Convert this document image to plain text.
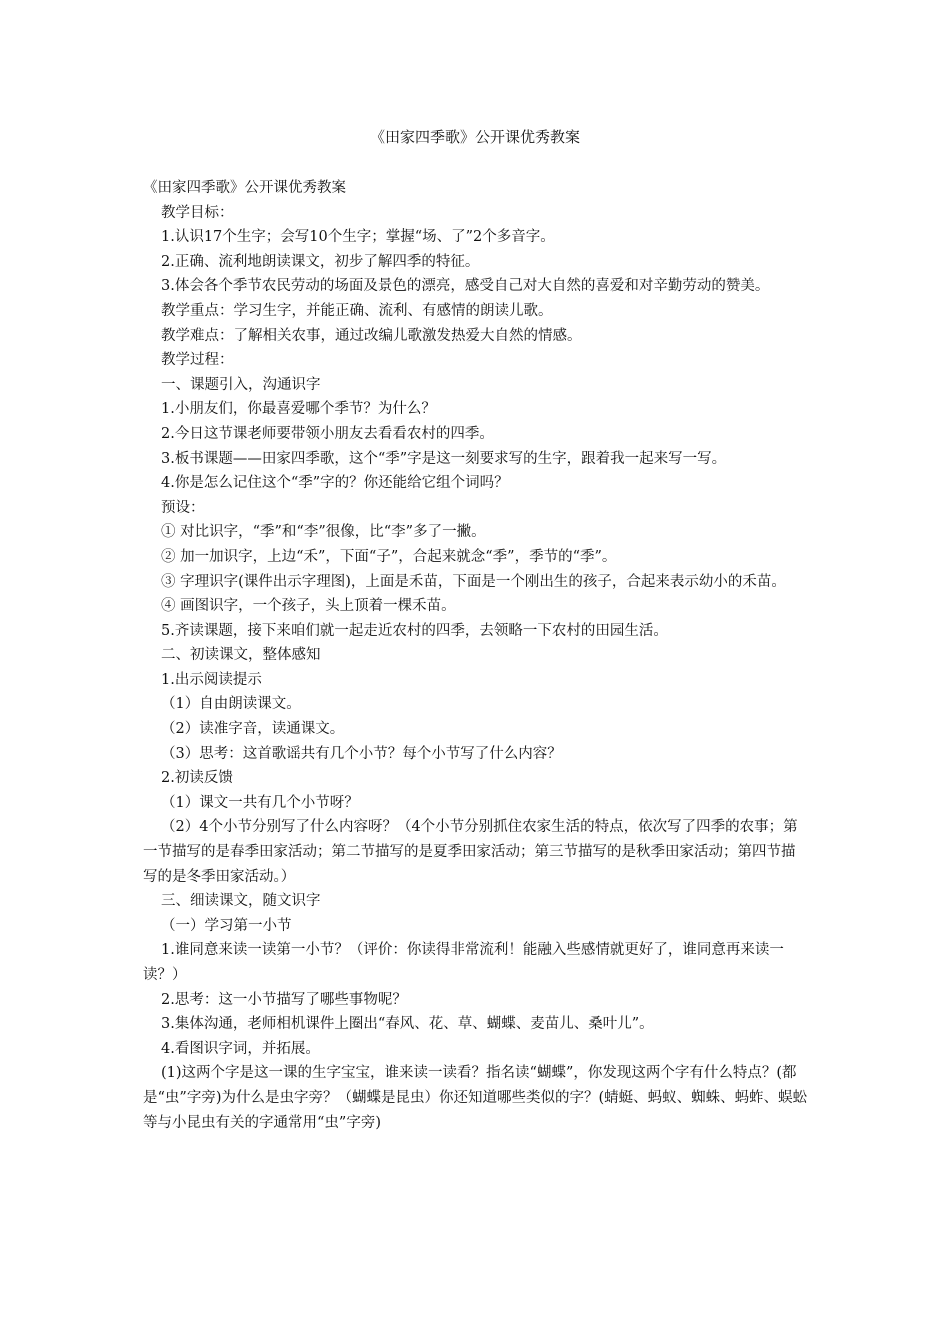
《田家四季歌》公开课优秀教案

《田家四季歌》公开课优秀教案

教学目标：

1.认识17个生字；会写10个生字；掌握“场、了”2个多音字。

2.正确、流利地朗读课文，初步了解四季的特征。

3.体会各个季节农民劳动的场面及景色的漂亮，感受自己对大自然的喜爱和对辛勤劳动的赞美。

教学重点：学习生字，并能正确、流利、有感情的朗读儿歌。

教学难点：了解相关农事，通过改编儿歌激发热爱大自然的情感。

教学过程：

一、课题引入，沟通识字

1.小朋友们，你最喜爱哪个季节？为什么？

2.今日这节课老师要带领小朋友去看看农村的四季。

3.板书课题——田家四季歌，这个“季”字是这一刻要求写的生字，跟着我一起来写一写。

4.你是怎么记住这个“季”字的？你还能给它组个词吗？

预设：

① 对比识字，“季”和“李”很像，比“李”多了一撇。

② 加一加识字，上边“禾”，下面“子”，合起来就念“季”，季节的“季”。

③ 字理识字(课件出示字理图)，上面是禾苗，下面是一个刚出生的孩子，合起来表示幼小的禾苗。

④ 画图识字，一个孩子，头上顶着一棵禾苗。

5.齐读课题，接下来咱们就一起走近农村的四季，去领略一下农村的田园生活。

二、初读课文，整体感知

1.出示阅读提示

（1）自由朗读课文。

（2）读准字音，读通课文。

（3）思考：这首歌谣共有几个小节？每个小节写了什么内容？

2.初读反馈

（1）课文一共有几个小节呀？

（2）4个小节分别写了什么内容呀？（4个小节分别抓住农家生活的特点，依次写了四季的农事；第一节描写的是春季田家活动；第二节描写的是夏季田家活动；第三节描写的是秋季田家活动；第四节描写的是冬季田家活动。）

三、细读课文，随文识字

（一）学习第一小节

1.谁同意来读一读第一小节？（评价：你读得非常流利！能融入些感情就更好了，谁同意再来读一读？）

2.思考：这一小节描写了哪些事物呢？

3.集体沟通，老师相机课件上圈出“春风、花、草、蝴蝶、麦苗儿、桑叶儿”。

4.看图识字词，并拓展。

(1)这两个字是这一课的生字宝宝，谁来读一读看？指名读“蝴蝶”，你发现这两个字有什么特点？(都是“虫”字旁)为什么是虫字旁？（蝴蝶是昆虫）你还知道哪些类似的字？(蜻蜓、蚂蚁、蜘蛛、蚂蚱、蜈蚣等与小昆虫有关的字通常用“虫”字旁)
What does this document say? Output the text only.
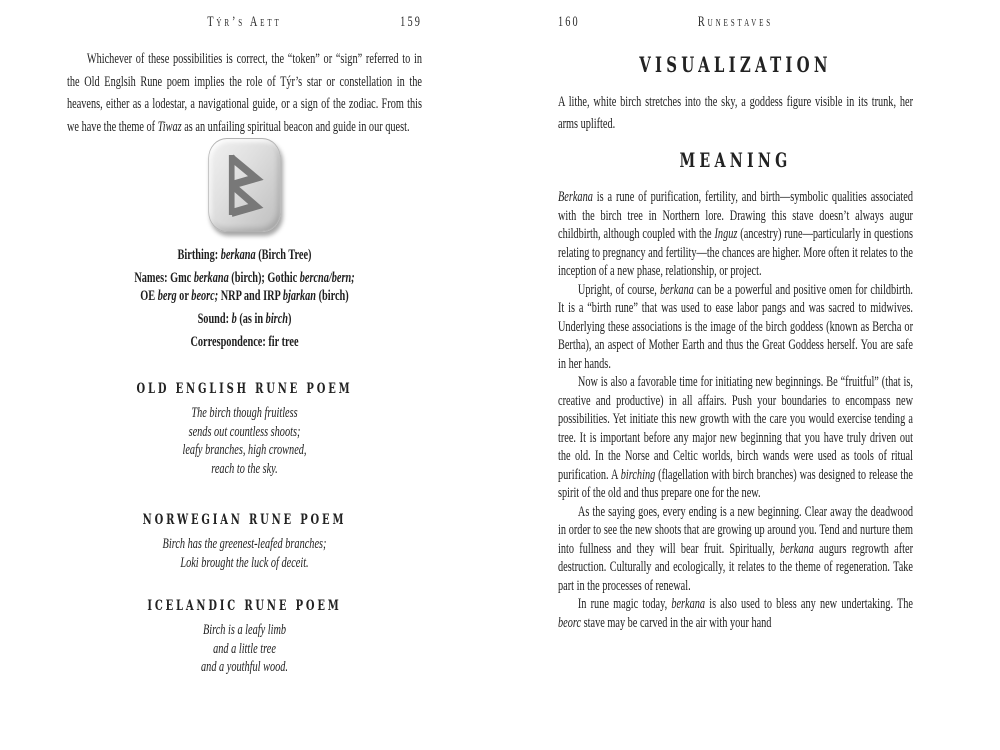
Týr’s Aett	159

Whichever of these possibilities is correct, the “token” or “sign” referred to in the Old Englsih Rune poem implies the role of Týr’s star or constellation in the heavens, either as a lodestar, a navigational guide, or a sign of the zodiac. From this we have the theme of Tiwaz as an unfailing spiritual beacon and guide in our quest.

Birthing: berkana (Birch Tree)

Names: Gmc berkana (birch); Gothic bercna/bern;

OE berg or beorc; NRP and IRP bjarkan (birch)

Sound: b (as in birch)

Correspondence: fir tree

OLD ENGLISH RUNE POEM
The birch though fruitless
sends out countless shoots;
leafy branches, high crowned,
reach to the sky.
NORWEGIAN RUNE POEM
Birch has the greenest-leafed branches;
Loki brought the luck of deceit.
ICELANDIC RUNE POEM
Birch is a leafy limb
and a little tree
and a youthful wood.
Runestaves
160
VISUALIZATION

A lithe, white birch stretches into the sky, a goddess figure visible in its trunk, her arms uplifted.

MEANING

Berkana is a rune of purification, fertility, and birth—symbolic qualities associated with the birch tree in Northern lore. Drawing this stave doesn’t always augur childbirth, although coupled with the Inguz (ancestry) rune—particularly in questions relating to pregnancy and fertility—the chances are higher. More often it relates to the inception of a new phase, relationship, or project.

Upright, of course, berkana can be a powerful and positive omen for childbirth. It is a “birth rune” that was used to ease labor pangs and was sacred to midwives. Underlying these associations is the image of the birch goddess (known as Bercha or Bertha), an aspect of Mother Earth and thus the Great Goddess herself. You are safe in her hands.

Now is also a favorable time for initiating new beginnings. Be “fruitful” (that is, creative and productive) in all affairs. Push your boundaries to encompass new possibilities. Yet initiate this new growth with the care you would exercise tending a tree. It is important before any major new beginning that you have truly driven out the old. In the Norse and Celtic worlds, birch wands were used as tools of ritual purification. A birching (flagellation with birch branches) was designed to release the spirit of the old and thus prepare one for the new.

As the saying goes, every ending is a new beginning. Clear away the deadwood in order to see the new shoots that are growing up around you. Tend and nurture them into fullness and they will bear fruit. Spiritually, berkana augurs regrowth after destruction. Culturally and ecologically, it relates to the theme of regeneration. Take part in the processes of renewal.

In rune magic today, berkana is also used to bless any new undertaking. The beorc stave may be carved in the air with your hand
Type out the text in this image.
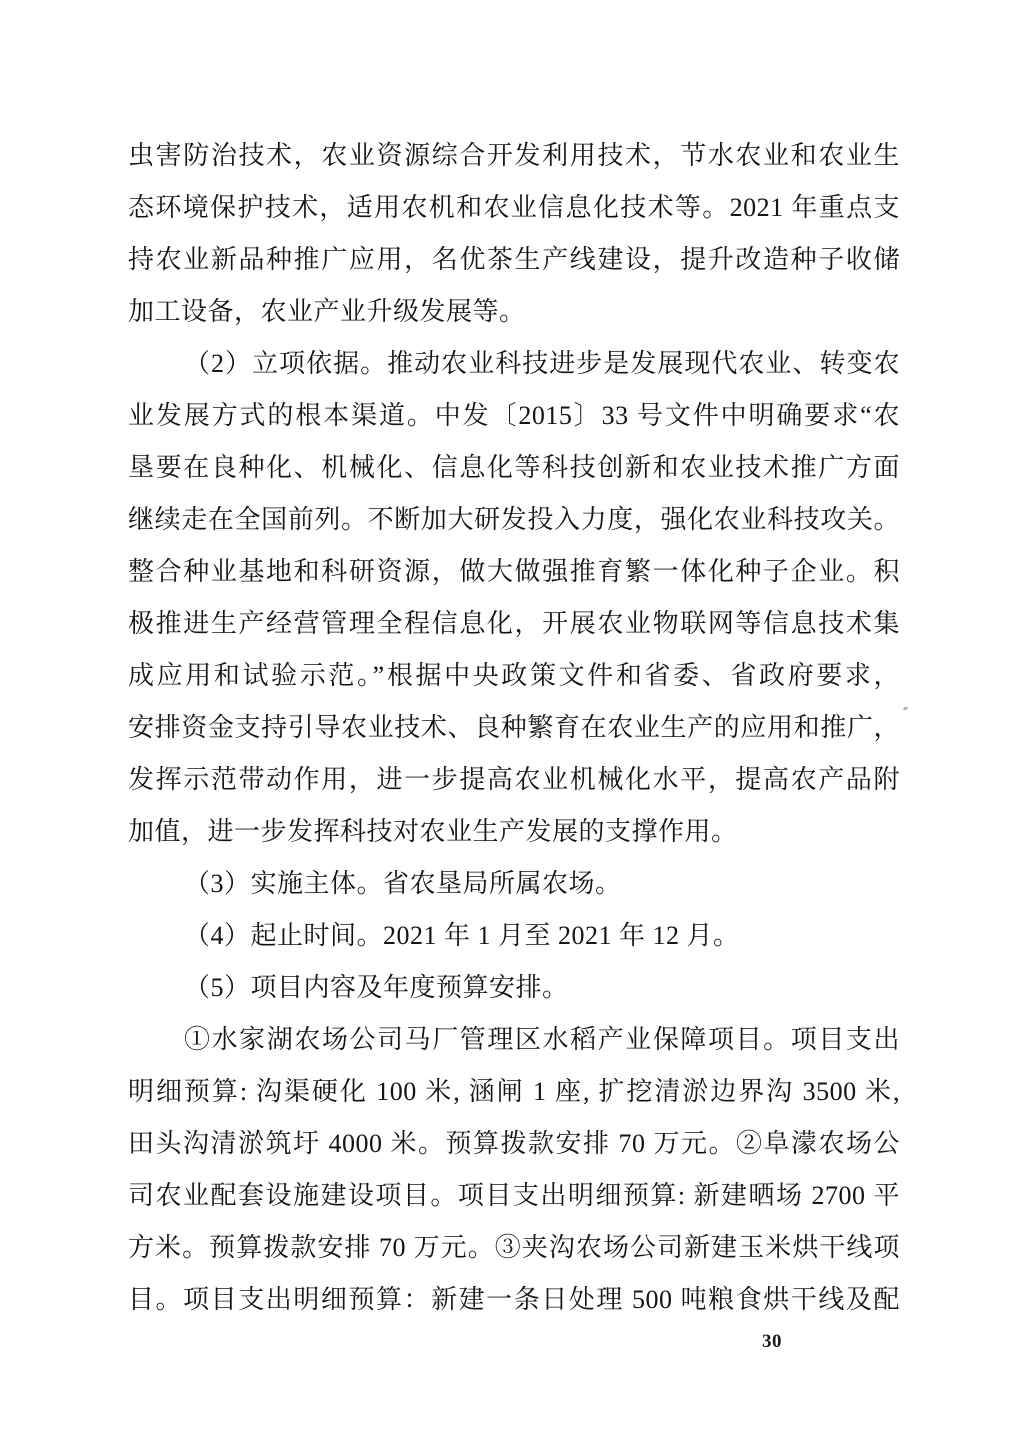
虫害防治技术，农业资源综合开发利用技术，节水农业和农业生
态环境保护技术，适用农机和农业信息化技术等。2021 年重点支
持农业新品种推广应用，名优茶生产线建设，提升改造种子收储
加工设备，农业产业升级发展等。
（2）立项依据。推动农业科技进步是发展现代农业、转变农
业发展方式的根本渠道。中发〔2015〕33 号文件中明确要求“农
垦要在良种化、机械化、信息化等科技创新和农业技术推广方面
继续走在全国前列。不断加大研发投入力度，强化农业科技攻关。
整合种业基地和科研资源，做大做强推育繁一体化种子企业。积
极推进生产经营管理全程信息化，开展农业物联网等信息技术集
成应用和试验示范。”根据中央政策文件和省委、省政府要求，
安排资金支持引导农业技术、良种繁育在农业生产的应用和推广，
发挥示范带动作用，进一步提高农业机械化水平，提高农产品附
加值，进一步发挥科技对农业生产发展的支撑作用。
（3）实施主体。省农垦局所属农场。
（4）起止时间。2021 年 1 月至 2021 年 12 月。
（5）项目内容及年度预算安排。
①水家湖农场公司马厂管理区水稻产业保障项目。项目支出
明细预算: 沟渠硬化 100 米, 涵闸 1 座, 扩挖清淤边界沟 3500 米,
田头沟清淤筑圩 4000 米。预算拨款安排 70 万元。②阜濛农场公
司农业配套设施建设项目。项目支出明细预算: 新建晒场 2700 平
方米。预算拨款安排 70 万元。③夹沟农场公司新建玉米烘干线项
目。项目支出明细预算：新建一条日处理 500 吨粮食烘干线及配
30
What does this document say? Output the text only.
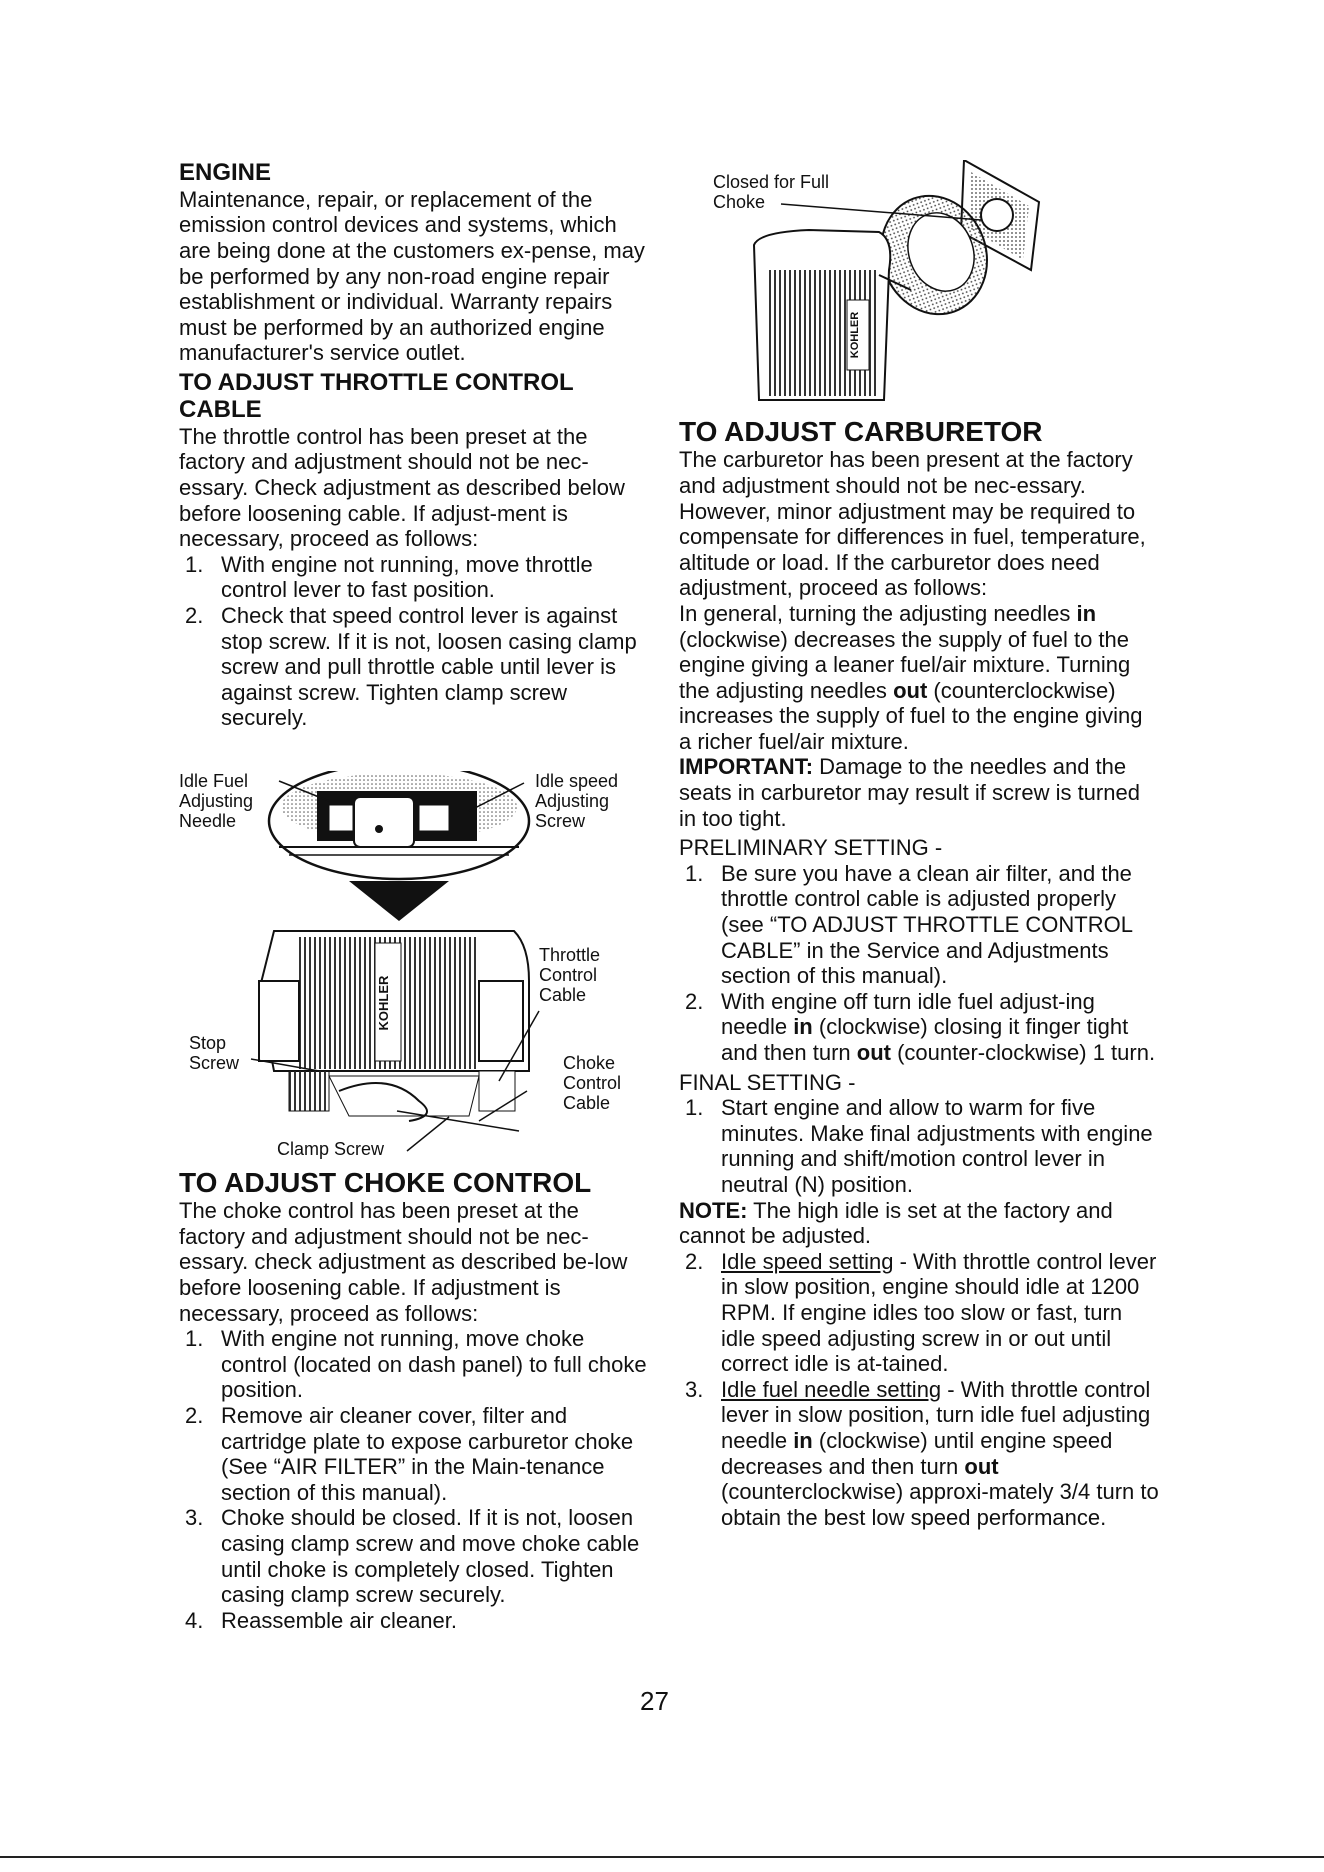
ENGINE

Maintenance, repair, or replacement of the emission control devices and systems, which are being done at the customers ex-pense, may be performed by any non-road engine repair establishment or individual. Warranty repairs must be performed by an authorized engine manufacturer's service outlet.

TO ADJUST THROTTLE CONTROL CABLE

The throttle control has been preset at the factory and adjustment should not be nec-essary. Check adjustment as described below before loosening cable. If adjust-ment is necessary, proceed as follows:

1. With engine not running, move throttle control lever to fast position.
2. Check that speed control lever is against stop screw. If it is not, loosen casing clamp screw and pull throttle cable until lever is against screw. Tighten clamp screw securely.
KOHLER
Idle Fuel
Adjusting
Needle
Idle speed
Adjusting
Screw
Throttle
Control
Cable
Stop
Screw	Choke
Control
Cable
Clamp Screw
TO ADJUST CHOKE CONTROL

The choke control has been preset at the factory and adjustment should not be nec-essary. check adjustment as described be-low before loosening cable. If adjustment is necessary, proceed as follows:

1. With engine not running, move choke control (located on dash panel) to full choke position.
2. Remove air cleaner cover, filter and cartridge plate to expose carburetor choke (See “AIR FILTER” in the Main-tenance section of this manual).
3. Choke should be closed. If it is not, loosen casing clamp screw and move choke cable until choke is completely closed. Tighten casing clamp screw securely.
4. Reassemble air cleaner.
KOHLER
Closed for Full
Choke
TO ADJUST CARBURETOR

The carburetor has been present at the factory and adjustment should not be nec-essary. However, minor adjustment may be required to compensate for differences in fuel, temperature, altitude or load. If the carburetor does need adjustment, proceed as follows:

In general, turning the adjusting needles in (clockwise) decreases the supply of fuel to the engine giving a leaner fuel/air mixture. Turning the adjusting needles out (counterclockwise) increases the supply of fuel to the engine giving a richer fuel/air mixture.

IMPORTANT: Damage to the needles and the seats in carburetor may result if screw is turned in too tight.

PRELIMINARY SETTING -

1. Be sure you have a clean air filter, and the throttle control cable is adjusted properly (see “TO ADJUST THROTTLE CONTROL CABLE” in the Service and Adjustments section of this manual).
2. With engine off turn idle fuel adjust-ing needle in (clockwise) closing it finger tight and then turn out (counter-clockwise) 1 turn.

FINAL SETTING -

1. Start engine and allow to warm for five minutes. Make final adjustments with engine running and shift/motion control lever in neutral (N) position.

NOTE: The high idle is set at the factory and cannot be adjusted.

2. Idle speed setting - With throttle control lever in slow position, engine should idle at 1200 RPM. If engine idles too slow or fast, turn idle speed adjusting screw in or out until correct idle is at-tained.
3. Idle fuel needle setting - With throttle control lever in slow position, turn idle fuel adjusting needle in (clockwise) until engine speed decreases and then turn out (counterclockwise) approxi-mately 3/4 turn to obtain the best low speed performance.
27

YOUR OBJECTIVE =
Above are some records. Count the lines among them with the word "branches", and answer with the number only.

RESULT =
3